#### Record extracts
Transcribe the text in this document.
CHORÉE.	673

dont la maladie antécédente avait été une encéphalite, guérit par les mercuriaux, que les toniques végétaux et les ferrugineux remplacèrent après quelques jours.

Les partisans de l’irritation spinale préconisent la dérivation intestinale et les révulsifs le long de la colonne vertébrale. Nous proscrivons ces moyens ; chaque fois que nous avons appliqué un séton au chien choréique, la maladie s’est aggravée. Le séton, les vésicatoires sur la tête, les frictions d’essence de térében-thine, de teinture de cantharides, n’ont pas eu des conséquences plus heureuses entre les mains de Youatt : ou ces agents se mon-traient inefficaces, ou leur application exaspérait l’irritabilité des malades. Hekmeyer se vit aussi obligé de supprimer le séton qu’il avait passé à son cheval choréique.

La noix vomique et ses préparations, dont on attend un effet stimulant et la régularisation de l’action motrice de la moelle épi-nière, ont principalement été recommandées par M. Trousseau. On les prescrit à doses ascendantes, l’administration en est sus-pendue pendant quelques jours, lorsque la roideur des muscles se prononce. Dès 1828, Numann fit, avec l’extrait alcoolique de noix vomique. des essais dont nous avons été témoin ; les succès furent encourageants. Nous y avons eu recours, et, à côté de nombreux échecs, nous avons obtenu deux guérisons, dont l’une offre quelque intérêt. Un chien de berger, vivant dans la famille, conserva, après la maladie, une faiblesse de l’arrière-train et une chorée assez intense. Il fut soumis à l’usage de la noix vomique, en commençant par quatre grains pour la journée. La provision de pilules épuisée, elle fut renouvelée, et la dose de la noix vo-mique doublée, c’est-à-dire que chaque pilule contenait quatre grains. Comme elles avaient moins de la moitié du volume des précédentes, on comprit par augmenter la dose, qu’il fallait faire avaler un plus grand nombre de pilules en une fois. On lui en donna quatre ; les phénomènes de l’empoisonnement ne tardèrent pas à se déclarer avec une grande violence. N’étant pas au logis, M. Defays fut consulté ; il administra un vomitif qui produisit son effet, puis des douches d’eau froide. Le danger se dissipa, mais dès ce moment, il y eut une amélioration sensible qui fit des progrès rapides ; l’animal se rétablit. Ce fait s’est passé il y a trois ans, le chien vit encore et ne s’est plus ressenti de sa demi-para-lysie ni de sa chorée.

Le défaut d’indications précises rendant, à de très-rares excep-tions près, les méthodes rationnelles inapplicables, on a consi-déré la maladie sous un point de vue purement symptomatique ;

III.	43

---

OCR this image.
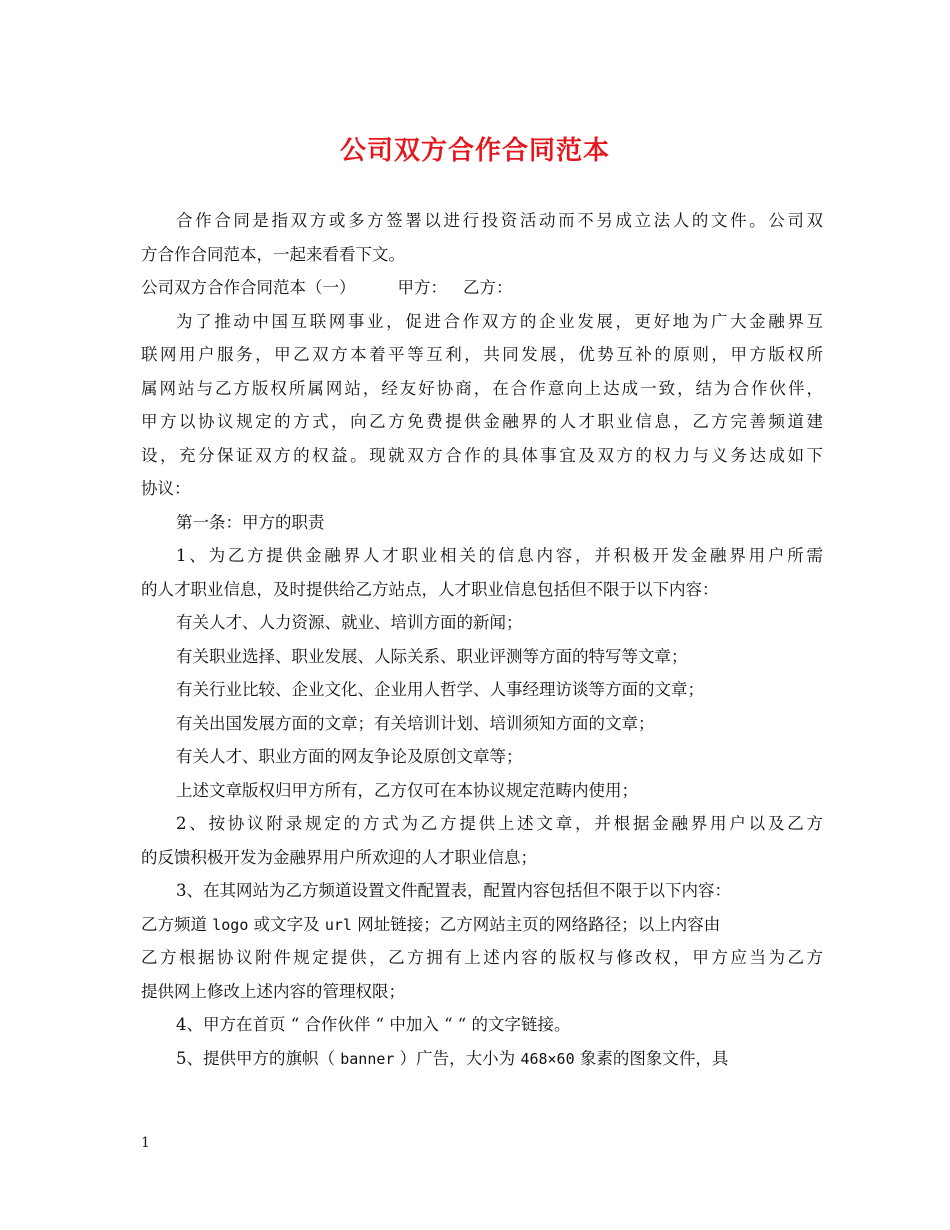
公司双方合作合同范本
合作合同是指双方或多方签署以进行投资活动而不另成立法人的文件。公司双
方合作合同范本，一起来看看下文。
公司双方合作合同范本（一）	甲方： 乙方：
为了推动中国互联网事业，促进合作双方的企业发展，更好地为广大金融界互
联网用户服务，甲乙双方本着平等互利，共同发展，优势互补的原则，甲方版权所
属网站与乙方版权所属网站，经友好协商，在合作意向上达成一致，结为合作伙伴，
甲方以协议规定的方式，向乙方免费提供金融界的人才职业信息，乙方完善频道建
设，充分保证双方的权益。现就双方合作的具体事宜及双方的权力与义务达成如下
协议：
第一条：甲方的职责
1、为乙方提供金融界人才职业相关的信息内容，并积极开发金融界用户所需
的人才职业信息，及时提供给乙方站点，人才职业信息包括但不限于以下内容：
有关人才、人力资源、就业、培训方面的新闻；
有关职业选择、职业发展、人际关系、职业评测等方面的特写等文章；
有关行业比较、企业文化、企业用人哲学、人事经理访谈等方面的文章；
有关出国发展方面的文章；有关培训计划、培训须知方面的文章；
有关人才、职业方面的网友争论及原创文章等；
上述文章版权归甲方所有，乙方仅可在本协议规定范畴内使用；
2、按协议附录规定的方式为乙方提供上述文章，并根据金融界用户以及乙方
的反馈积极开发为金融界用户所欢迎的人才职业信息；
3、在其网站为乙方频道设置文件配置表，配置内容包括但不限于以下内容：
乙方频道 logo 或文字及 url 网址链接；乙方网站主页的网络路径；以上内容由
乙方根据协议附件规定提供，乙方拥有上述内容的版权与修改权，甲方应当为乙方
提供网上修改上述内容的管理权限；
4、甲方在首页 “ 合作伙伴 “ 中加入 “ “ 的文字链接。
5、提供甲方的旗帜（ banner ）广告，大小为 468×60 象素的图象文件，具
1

#### Requirements
Whichever lines contain the string "avait", select and copy them.

#### Full output
dont la maladie antécédente avait été une encéphalite, guérit par les mercuriaux, que les toniques végétaux et les ferrugineux remplacèrent après quelques jours.
Les partisans de l’irritation spinale préconisent la dérivation intestinale et les révulsifs le long de la colonne vertébrale. Nous proscrivons ces moyens ; chaque fois que nous avons appliqué un séton au chien choréique, la maladie s’est aggravée. Le séton, les vésicatoires sur la tête, les frictions d’essence de térében-thine, de teinture de cantharides, n’ont pas eu des conséquences plus heureuses entre les mains de Youatt : ou ces agents se mon-traient inefficaces, ou leur application exaspérait l’irritabilité des malades. Hekmeyer se vit aussi obligé de supprimer le séton qu’il avait passé à son cheval choréique.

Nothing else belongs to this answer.